====== Data for processing

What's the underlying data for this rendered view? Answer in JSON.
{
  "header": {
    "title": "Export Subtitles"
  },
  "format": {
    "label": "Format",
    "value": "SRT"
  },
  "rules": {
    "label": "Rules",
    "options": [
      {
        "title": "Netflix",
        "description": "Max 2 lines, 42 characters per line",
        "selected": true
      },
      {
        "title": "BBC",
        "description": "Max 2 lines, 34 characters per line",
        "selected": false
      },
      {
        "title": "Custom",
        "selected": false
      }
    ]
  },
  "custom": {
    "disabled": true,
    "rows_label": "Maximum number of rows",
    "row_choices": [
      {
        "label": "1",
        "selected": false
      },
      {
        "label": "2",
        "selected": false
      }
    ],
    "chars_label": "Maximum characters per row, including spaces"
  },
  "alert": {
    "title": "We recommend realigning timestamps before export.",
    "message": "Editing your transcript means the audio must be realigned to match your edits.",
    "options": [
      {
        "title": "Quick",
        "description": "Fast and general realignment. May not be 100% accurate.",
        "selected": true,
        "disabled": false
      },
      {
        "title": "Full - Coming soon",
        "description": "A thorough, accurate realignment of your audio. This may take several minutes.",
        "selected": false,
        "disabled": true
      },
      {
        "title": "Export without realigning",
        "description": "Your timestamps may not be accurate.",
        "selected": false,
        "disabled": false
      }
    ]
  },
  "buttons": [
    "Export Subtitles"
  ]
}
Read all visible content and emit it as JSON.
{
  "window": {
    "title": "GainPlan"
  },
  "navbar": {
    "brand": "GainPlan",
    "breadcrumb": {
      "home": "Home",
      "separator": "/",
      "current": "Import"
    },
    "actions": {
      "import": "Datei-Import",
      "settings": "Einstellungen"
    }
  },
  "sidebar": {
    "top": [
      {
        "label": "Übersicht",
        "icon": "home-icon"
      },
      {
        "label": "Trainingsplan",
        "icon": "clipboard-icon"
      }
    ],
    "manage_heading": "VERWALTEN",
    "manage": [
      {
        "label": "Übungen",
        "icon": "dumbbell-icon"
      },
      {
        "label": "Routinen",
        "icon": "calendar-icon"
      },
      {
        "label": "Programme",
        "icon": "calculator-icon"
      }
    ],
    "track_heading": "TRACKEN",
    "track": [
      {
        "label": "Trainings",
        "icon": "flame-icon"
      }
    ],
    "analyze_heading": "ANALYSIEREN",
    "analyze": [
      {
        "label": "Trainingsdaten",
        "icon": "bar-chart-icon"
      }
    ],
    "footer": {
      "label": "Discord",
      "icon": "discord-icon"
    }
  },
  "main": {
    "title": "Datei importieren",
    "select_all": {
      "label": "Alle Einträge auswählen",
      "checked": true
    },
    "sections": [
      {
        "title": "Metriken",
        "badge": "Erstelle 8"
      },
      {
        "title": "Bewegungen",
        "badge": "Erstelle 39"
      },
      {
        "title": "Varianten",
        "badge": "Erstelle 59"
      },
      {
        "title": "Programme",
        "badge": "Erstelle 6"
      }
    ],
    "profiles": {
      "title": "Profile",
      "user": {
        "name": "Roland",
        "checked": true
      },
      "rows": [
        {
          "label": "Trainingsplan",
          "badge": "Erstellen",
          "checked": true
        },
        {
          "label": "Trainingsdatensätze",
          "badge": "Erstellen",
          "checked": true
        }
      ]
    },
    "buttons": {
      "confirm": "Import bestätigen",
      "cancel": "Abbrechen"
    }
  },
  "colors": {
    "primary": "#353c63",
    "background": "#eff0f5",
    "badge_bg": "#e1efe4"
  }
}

============

■ To be done ■
Return all of the data precisely as it appears.

■ Exercise response ■
What's the underlying data for this rendered view? Answer in JSON.
{
  "header": {
    "title": "Export Subtitles"
  },
  "format": {
    "label": "Format",
    "value": "SRT"
  },
  "rules": {
    "label": "Rules",
    "options": [
      {
        "title": "Netflix",
        "description": "Max 2 lines, 42 characters per line",
        "selected": true
      },
      {
        "title": "BBC",
        "description": "Max 2 lines, 34 characters per line",
        "selected": false
      },
      {
        "title": "Custom",
        "selected": false
      }
    ]
  },
  "custom": {
    "disabled": true,
    "rows_label": "Maximum number of rows",
    "row_choices": [
      {
        "label": "1",
        "selected": false
      },
      {
        "label": "2",
        "selected": false
      }
    ],
    "chars_label": "Maximum characters per row, including spaces"
  },
  "alert": {
    "title": "We recommend realigning timestamps before export.",
    "message": "Editing your transcript means the audio must be realigned to match your edits.",
    "options": [
      {
        "title": "Quick",
        "description": "Fast and general realignment. May not be 100% accurate.",
        "selected": true,
        "disabled": false
      },
      {
        "title": "Full - Coming soon",
        "description": "A thorough, accurate realignment of your audio. This may take several minutes.",
        "selected": false,
        "disabled": true
      },
      {
        "title": "Export without realigning",
        "description": "Your timestamps may not be accurate.",
        "selected": false,
        "disabled": false
      }
    ]
  },
  "buttons": [
    "Export Subtitles"
  ]
}
Read all visible content and emit it as JSON.
{
  "window": {
    "title": "GainPlan"
  },
  "navbar": {
    "brand": "GainPlan",
    "breadcrumb": {
      "home": "Home",
      "separator": "/",
      "current": "Import"
    },
    "actions": {
      "import": "Datei-Import",
      "settings": "Einstellungen"
    }
  },
  "sidebar": {
    "top": [
      {
        "label": "Übersicht",
        "icon": "home-icon"
      },
      {
        "label": "Trainingsplan",
        "icon": "clipboard-icon"
      }
    ],
    "manage_heading": "VERWALTEN",
    "manage": [
      {
        "label": "Übungen",
        "icon": "dumbbell-icon"
      },
      {
        "label": "Routinen",
        "icon": "calendar-icon"
      },
      {
        "label": "Programme",
        "icon": "calculator-icon"
      }
    ],
    "track_heading": "TRACKEN",
    "track": [
      {
        "label": "Trainings",
        "icon": "flame-icon"
      }
    ],
    "analyze_heading": "ANALYSIEREN",
    "analyze": [
      {
        "label": "Trainingsdaten",
        "icon": "bar-chart-icon"
      }
    ],
    "footer": {
      "label": "Discord",
      "icon": "discord-icon"
    }
  },
  "main": {
    "title": "Datei importieren",
    "select_all": {
      "label": "Alle Einträge auswählen",
      "checked": true
    },
    "sections": [
      {
        "title": "Metriken",
        "badge": "Erstelle 8"
      },
      {
        "title": "Bewegungen",
        "badge": "Erstelle 39"
      },
      {
        "title": "Varianten",
        "badge": "Erstelle 59"
      },
      {
        "title": "Programme",
        "badge": "Erstelle 6"
      }
    ],
    "profiles": {
      "title": "Profile",
      "user": {
        "name": "Roland",
        "checked": true
      },
      "rows": [
        {
          "label": "Trainingsplan",
          "badge": "Erstellen",
          "checked": true
        },
        {
          "label": "Trainingsdatensätze",
          "badge": "Erstellen",
          "checked": true
        }
      ]
    },
    "buttons": {
      "confirm": "Import bestätigen",
      "cancel": "Abbrechen"
    }
  },
  "colors": {
    "primary": "#353c63",
    "background": "#eff0f5",
    "badge_bg": "#e1efe4"
  }
}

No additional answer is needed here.